## WHAT TO PRODUCE
Find the word "BIẾN" in the data. Return every line where it appears.

## MATERIAL PROVIDED
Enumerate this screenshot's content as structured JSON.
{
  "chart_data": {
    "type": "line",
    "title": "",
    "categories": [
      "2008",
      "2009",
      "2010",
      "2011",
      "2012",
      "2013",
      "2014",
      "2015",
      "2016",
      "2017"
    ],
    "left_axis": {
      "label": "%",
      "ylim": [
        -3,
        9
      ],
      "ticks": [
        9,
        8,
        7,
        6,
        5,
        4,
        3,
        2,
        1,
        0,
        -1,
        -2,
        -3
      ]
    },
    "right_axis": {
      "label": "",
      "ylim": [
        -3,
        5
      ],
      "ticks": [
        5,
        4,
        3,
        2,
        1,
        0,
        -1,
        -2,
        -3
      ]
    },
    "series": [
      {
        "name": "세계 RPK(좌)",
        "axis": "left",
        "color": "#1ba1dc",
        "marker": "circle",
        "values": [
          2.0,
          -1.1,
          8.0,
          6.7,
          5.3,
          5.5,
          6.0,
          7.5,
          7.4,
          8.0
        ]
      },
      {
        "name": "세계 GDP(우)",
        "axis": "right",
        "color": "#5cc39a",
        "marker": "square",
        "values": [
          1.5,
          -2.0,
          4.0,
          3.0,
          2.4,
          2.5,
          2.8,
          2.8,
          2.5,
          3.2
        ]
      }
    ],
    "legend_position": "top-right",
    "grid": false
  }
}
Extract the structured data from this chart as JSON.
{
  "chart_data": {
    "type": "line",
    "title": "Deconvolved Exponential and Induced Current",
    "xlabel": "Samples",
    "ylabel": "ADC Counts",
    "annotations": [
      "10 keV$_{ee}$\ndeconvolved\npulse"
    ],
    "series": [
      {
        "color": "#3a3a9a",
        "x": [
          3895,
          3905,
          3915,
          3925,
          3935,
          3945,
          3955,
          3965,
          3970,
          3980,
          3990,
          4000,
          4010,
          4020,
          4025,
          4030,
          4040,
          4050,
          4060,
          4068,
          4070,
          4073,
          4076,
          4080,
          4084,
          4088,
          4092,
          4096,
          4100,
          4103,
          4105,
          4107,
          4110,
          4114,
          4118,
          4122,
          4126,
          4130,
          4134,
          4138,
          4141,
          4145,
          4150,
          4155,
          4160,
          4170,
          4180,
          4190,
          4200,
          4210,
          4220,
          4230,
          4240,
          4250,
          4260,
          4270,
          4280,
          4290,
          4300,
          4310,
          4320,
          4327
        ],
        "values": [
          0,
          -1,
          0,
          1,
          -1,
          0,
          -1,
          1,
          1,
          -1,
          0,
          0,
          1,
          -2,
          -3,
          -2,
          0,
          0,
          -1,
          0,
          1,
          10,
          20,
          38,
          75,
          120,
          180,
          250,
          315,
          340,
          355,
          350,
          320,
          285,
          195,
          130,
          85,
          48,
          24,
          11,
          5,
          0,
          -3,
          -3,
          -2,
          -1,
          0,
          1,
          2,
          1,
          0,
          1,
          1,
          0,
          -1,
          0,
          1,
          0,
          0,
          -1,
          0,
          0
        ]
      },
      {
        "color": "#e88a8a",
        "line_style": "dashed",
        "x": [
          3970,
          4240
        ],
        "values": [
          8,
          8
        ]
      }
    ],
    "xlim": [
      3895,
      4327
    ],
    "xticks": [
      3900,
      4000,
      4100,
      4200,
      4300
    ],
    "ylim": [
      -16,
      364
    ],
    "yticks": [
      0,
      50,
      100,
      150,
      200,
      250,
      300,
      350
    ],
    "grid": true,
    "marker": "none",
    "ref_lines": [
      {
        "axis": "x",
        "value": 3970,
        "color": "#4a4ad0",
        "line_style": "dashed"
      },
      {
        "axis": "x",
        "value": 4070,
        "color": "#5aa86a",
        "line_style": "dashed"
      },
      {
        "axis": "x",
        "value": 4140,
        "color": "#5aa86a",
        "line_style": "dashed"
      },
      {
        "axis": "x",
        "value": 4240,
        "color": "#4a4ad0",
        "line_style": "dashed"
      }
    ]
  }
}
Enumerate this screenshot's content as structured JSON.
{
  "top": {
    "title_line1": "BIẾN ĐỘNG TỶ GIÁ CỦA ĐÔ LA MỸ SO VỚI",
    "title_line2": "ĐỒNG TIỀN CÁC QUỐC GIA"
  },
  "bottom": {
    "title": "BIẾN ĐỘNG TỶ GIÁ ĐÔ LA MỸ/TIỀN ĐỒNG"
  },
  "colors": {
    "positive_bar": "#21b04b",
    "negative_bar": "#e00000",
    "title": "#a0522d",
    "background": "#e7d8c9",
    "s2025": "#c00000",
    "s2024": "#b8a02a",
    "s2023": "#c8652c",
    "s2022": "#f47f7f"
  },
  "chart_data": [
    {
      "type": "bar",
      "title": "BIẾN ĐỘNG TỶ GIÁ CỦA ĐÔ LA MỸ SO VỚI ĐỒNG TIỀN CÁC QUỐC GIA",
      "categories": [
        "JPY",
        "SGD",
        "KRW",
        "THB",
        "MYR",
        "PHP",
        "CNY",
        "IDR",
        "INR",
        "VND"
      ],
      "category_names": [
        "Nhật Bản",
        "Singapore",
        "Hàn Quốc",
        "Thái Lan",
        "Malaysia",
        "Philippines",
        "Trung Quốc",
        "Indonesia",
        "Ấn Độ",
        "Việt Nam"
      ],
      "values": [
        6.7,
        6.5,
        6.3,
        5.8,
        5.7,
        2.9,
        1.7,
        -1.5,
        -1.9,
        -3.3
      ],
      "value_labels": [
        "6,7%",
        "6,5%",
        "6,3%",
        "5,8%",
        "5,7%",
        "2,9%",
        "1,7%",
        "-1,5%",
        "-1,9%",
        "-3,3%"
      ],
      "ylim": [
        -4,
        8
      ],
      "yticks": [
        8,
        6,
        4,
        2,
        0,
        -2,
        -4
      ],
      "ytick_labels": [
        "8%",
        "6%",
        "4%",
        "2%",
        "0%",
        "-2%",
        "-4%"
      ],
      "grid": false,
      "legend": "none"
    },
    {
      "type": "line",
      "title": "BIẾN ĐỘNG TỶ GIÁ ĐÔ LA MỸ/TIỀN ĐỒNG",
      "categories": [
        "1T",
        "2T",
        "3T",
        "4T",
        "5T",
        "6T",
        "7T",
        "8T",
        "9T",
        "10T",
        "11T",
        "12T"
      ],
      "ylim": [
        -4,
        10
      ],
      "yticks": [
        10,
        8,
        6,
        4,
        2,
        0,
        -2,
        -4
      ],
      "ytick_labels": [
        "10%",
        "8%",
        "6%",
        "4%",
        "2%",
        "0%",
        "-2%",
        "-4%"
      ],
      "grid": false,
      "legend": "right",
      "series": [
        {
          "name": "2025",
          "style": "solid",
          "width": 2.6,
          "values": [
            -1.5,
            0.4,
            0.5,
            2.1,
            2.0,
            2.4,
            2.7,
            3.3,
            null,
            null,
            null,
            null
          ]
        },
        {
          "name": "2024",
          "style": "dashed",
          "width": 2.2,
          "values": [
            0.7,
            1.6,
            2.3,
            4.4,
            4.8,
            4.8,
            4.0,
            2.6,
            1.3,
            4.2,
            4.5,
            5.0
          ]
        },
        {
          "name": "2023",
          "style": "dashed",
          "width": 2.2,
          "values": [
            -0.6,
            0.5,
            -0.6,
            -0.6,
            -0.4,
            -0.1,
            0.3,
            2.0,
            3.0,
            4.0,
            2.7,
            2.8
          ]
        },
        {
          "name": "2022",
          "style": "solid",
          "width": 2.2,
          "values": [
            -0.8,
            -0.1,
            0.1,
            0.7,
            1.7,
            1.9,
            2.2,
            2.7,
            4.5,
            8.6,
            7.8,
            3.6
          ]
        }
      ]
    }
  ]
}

## PROBLEM SOLUTION
    "title_line1": "BIẾN ĐỘNG TỶ GIÁ CỦA ĐÔ LA MỸ SO VỚI",
    "title": "BIẾN ĐỘNG TỶ GIÁ ĐÔ LA MỸ/TIỀN ĐỒNG"
      "title": "BIẾN ĐỘNG TỶ GIÁ CỦA ĐÔ LA MỸ SO VỚI ĐỒNG TIỀN CÁC QUỐC GIA",
      "title": "BIẾN ĐỘNG TỶ GIÁ ĐÔ LA MỸ/TIỀN ĐỒNG",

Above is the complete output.